__Assignment__. One figure is the expected answer: how many lines in the listing contain "intro".
---------------
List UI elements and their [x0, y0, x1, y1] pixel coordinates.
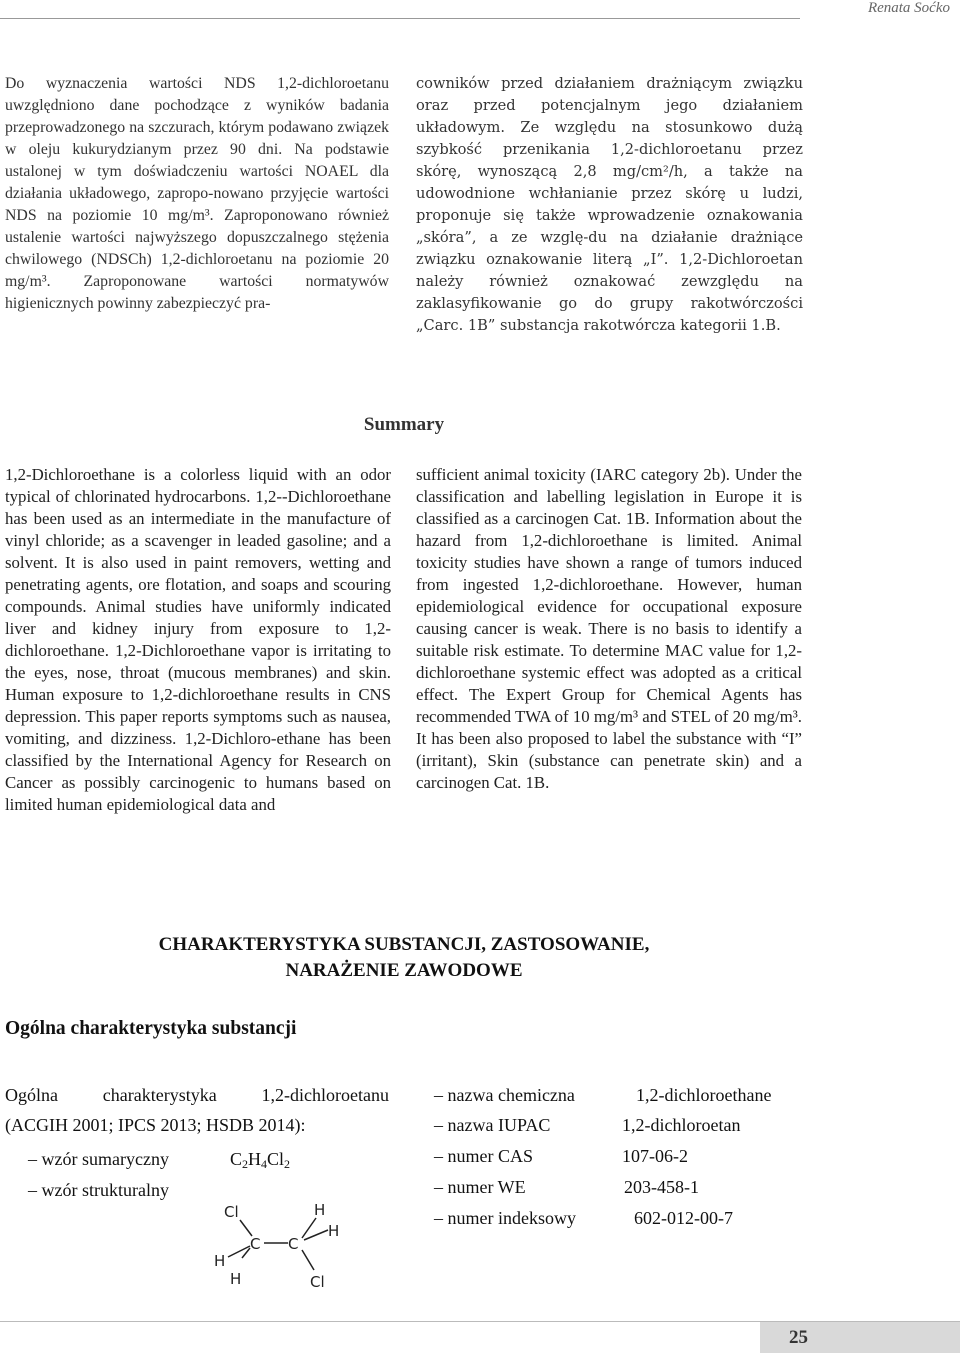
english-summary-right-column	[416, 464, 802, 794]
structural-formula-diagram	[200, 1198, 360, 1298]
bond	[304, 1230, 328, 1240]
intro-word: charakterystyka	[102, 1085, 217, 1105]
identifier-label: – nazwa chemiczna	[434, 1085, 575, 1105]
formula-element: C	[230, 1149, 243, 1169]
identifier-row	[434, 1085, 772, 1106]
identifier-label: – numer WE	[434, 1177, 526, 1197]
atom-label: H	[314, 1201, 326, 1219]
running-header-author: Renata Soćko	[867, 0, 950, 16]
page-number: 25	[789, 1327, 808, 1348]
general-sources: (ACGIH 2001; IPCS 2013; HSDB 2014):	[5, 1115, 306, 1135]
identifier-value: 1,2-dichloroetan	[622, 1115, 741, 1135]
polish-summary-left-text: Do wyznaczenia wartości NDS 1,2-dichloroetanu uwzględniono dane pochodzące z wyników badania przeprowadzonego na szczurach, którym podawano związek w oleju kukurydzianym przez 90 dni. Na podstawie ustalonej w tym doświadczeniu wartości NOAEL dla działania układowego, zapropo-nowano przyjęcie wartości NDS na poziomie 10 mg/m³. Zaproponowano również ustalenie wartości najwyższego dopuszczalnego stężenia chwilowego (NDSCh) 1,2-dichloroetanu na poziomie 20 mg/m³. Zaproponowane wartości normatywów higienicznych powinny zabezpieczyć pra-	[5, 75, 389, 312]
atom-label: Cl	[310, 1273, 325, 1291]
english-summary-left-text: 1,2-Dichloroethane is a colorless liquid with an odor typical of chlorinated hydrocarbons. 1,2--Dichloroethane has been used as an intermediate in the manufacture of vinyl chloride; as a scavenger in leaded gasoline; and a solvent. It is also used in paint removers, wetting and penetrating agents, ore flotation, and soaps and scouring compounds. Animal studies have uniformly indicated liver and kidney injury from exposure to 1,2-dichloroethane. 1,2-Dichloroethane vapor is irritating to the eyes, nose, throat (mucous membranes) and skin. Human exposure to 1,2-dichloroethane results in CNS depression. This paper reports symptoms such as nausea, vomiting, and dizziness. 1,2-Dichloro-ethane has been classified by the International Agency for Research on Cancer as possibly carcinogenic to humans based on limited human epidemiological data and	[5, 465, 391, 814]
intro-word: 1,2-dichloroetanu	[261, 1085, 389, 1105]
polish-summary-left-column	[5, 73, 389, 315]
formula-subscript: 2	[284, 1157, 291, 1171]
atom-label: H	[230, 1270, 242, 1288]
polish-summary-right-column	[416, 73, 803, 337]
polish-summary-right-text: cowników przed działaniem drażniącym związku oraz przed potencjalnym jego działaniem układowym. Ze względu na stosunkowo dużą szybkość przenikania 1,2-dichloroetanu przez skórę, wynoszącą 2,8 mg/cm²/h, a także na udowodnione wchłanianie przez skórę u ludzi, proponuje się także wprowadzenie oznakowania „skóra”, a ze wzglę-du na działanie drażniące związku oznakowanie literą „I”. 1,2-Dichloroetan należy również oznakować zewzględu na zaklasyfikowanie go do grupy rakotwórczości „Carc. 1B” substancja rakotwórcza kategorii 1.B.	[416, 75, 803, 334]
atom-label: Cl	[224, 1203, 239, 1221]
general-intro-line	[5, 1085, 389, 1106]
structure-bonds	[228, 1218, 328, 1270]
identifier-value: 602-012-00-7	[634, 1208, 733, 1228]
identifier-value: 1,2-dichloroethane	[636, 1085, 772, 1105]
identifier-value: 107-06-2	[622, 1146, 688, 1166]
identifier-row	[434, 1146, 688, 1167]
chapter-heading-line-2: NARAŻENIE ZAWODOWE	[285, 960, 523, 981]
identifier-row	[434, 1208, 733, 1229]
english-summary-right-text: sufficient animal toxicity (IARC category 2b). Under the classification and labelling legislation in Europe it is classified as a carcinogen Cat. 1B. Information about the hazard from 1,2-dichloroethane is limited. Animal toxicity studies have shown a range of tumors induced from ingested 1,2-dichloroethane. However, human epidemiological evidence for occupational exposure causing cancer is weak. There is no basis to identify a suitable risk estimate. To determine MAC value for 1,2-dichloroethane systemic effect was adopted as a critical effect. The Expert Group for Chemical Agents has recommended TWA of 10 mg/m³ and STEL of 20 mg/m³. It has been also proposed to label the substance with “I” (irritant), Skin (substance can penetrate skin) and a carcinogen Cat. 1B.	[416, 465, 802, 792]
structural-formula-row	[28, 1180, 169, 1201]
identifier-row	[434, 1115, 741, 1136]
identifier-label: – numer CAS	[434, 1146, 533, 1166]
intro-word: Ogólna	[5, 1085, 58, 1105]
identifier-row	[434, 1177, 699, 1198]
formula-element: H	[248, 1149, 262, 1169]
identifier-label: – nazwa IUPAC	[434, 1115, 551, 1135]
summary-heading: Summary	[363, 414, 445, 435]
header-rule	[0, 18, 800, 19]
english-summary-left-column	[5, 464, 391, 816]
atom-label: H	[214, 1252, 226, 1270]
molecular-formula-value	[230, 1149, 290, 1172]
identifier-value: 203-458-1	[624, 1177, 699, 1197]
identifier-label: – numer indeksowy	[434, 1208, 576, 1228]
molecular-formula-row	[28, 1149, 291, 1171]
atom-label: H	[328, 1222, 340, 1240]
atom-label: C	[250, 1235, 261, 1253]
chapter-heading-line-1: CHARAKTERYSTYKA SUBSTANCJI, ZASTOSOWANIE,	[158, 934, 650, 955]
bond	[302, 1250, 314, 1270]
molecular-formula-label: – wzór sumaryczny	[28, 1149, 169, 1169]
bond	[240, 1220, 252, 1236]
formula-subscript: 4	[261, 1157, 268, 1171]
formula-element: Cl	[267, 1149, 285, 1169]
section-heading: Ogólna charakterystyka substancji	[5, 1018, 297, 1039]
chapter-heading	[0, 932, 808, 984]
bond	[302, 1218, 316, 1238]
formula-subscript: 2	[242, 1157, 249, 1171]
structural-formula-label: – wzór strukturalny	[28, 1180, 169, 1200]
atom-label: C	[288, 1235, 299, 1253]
---------------
__Finished exercise__. 4